WHAT TO PRODUCE: Every record must be repeated exactly, with no omission.

THE INPUT:
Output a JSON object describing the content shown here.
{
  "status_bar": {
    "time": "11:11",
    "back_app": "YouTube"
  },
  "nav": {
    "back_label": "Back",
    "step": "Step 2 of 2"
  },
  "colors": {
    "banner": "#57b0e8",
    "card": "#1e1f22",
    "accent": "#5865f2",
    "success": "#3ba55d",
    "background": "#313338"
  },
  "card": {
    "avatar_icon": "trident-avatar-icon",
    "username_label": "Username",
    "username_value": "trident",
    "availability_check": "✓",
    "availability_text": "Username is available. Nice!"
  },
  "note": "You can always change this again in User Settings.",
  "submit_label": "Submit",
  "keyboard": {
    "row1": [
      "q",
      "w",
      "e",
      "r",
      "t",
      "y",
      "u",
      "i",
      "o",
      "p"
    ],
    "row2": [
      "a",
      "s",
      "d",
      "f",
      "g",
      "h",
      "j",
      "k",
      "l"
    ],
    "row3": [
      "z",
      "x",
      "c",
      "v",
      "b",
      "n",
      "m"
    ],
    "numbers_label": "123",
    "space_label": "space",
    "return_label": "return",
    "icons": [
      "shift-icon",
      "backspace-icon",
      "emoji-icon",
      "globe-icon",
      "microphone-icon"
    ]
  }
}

FINAL RESULT:
Output a JSON object describing the content shown here.
{
  "status_bar": {
    "time": "11:11",
    "back_app": "YouTube"
  },
  "nav": {
    "back_label": "Back",
    "step": "Step 2 of 2"
  },
  "colors": {
    "banner": "#57b0e8",
    "card": "#1e1f22",
    "accent": "#5865f2",
    "success": "#3ba55d",
    "background": "#313338"
  },
  "card": {
    "avatar_icon": "trident-avatar-icon",
    "username_label": "Username",
    "username_value": "trident",
    "availability_check": "✓",
    "availability_text": "Username is available. Nice!"
  },
  "note": "You can always change this again in User Settings.",
  "submit_label": "Submit",
  "keyboard": {
    "row1": [
      "q",
      "w",
      "e",
      "r",
      "t",
      "y",
      "u",
      "i",
      "o",
      "p"
    ],
    "row2": [
      "a",
      "s",
      "d",
      "f",
      "g",
      "h",
      "j",
      "k",
      "l"
    ],
    "row3": [
      "z",
      "x",
      "c",
      "v",
      "b",
      "n",
      "m"
    ],
    "numbers_label": "123",
    "space_label": "space",
    "return_label": "return",
    "icons": [
      "shift-icon",
      "backspace-icon",
      "emoji-icon",
      "globe-icon",
      "microphone-icon"
    ]
  }
}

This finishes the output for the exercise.